▸ Task set
**a)** Name every city mentioned in the travel essay.
**b)** Write the next part of the travel essay, starting after its final sentence.

▸ Selection
--- start ---
7- Money doesn’t make the world go ’round, but you’ll never make it around the world with no money. I’ve never said that I travel on a shoestring budget. Rather, I’d say that my travel style is modest – I like guest houses and family owned B&Bs. I think my approach comes from the reality that I don’t have the luxury of treating travel as a luxury. It’s a part of my life – much like brushing my teeth twice a day and checking emails, it’s so integrated that it’s hard to consider life without it. That said, many people blame their inability to travel on money and that’s just a thinly veiled lie. Travel is not about how much money you have. It is instead about how you choose to spend it. Some people will blow all their cash on souvenirs to show others that they’ve been traveling. Some people will eat through $300 on an exotic meal and great wine. Some people will not go anywhere because they value spending their money on things rather than experiences. Either way, money isn’t what matters in life, but travel is about finding a way to be comfortable in uncomfortable settings. That doesn’t come for free. It really does hinge on a cash flow that suits your travel needs and the currency of friendship, which can help you save your tour guide money and explore the joys of couchsurfing.

 

Siren, Swazi. 2014

Siren, Swazi. 2014

6- Art is life. No one remembers a city because it looked intelligent. You remember cities when they strike you visually. Barcelona and Chicago have a special place in my heart for their artsy architecture. Bangkok’s street graffiti juxtaposed with traditional Thai residential neighborhoods left an impression on me. I fell in love with every street corner in New Orleans’ Marigny and French Quarter neighborhoods, because of how delicately history and art were interwoven. Art tells all – the cultural struggles that exist or don’t. Even the absence of art can leave an outsider with very strong impressions about how little a people value or can access this mode of communication and expression. Beyond the galleries and sculptures, a city’s art scene (or lack there of) says a lot about what is important to the city’s inhabitants.
--- end ---
Lines of data
--- start ---
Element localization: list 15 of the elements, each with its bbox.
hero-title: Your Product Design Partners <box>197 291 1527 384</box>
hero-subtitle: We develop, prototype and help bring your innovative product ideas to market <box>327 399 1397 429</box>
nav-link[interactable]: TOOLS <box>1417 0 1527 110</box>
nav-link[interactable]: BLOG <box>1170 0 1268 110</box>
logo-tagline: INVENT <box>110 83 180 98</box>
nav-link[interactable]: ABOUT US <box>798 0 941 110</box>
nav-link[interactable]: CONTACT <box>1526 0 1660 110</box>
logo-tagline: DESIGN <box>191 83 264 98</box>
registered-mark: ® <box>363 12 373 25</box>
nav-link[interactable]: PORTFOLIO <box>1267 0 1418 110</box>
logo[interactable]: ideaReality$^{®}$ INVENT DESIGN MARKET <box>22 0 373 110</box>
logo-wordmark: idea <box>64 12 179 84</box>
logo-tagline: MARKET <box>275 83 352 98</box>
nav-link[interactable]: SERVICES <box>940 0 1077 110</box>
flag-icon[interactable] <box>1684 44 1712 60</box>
--- end ---
▸ Task answers
**a)** Barcelona, Chicago, Bangkok, New Orleans

**b)**
 

Tibet 50, Dharmsala, India 2013

Tibet 50, Dharmsala, India 2013

5- You always have it better than someone else, you just may not yet have met that someone. Many cities I’ve visited have had their flashy sides of town and their gritty underbellies. Usually people in both sides have a rivalry based in their lack of mutual understanding, nevertheless this tension can really be palpable to a traveler. What comes with more time and travel to different places is this sense that the rivalries in that one small place are just distractions from bigger issues. In Dubai, I was disgusted by the labor camps and the practices to help build this town of glitz in the middle of an inhospitable desert.  But then I thought, well having seen some slums in Delhi, I can imagine why someone would choose to be the lowest in the Dubai hierarchy, rather than somewhere in the murky middle in Delhi. Even when it seems like life in a particular place is unfair and unjust, there is always another place where people have it far worse. Sometimes it’s best to focus on the positive affirmation of what’s going well where you are in that moment, rather than focusing on the negative rivalries that seem more present and palpable.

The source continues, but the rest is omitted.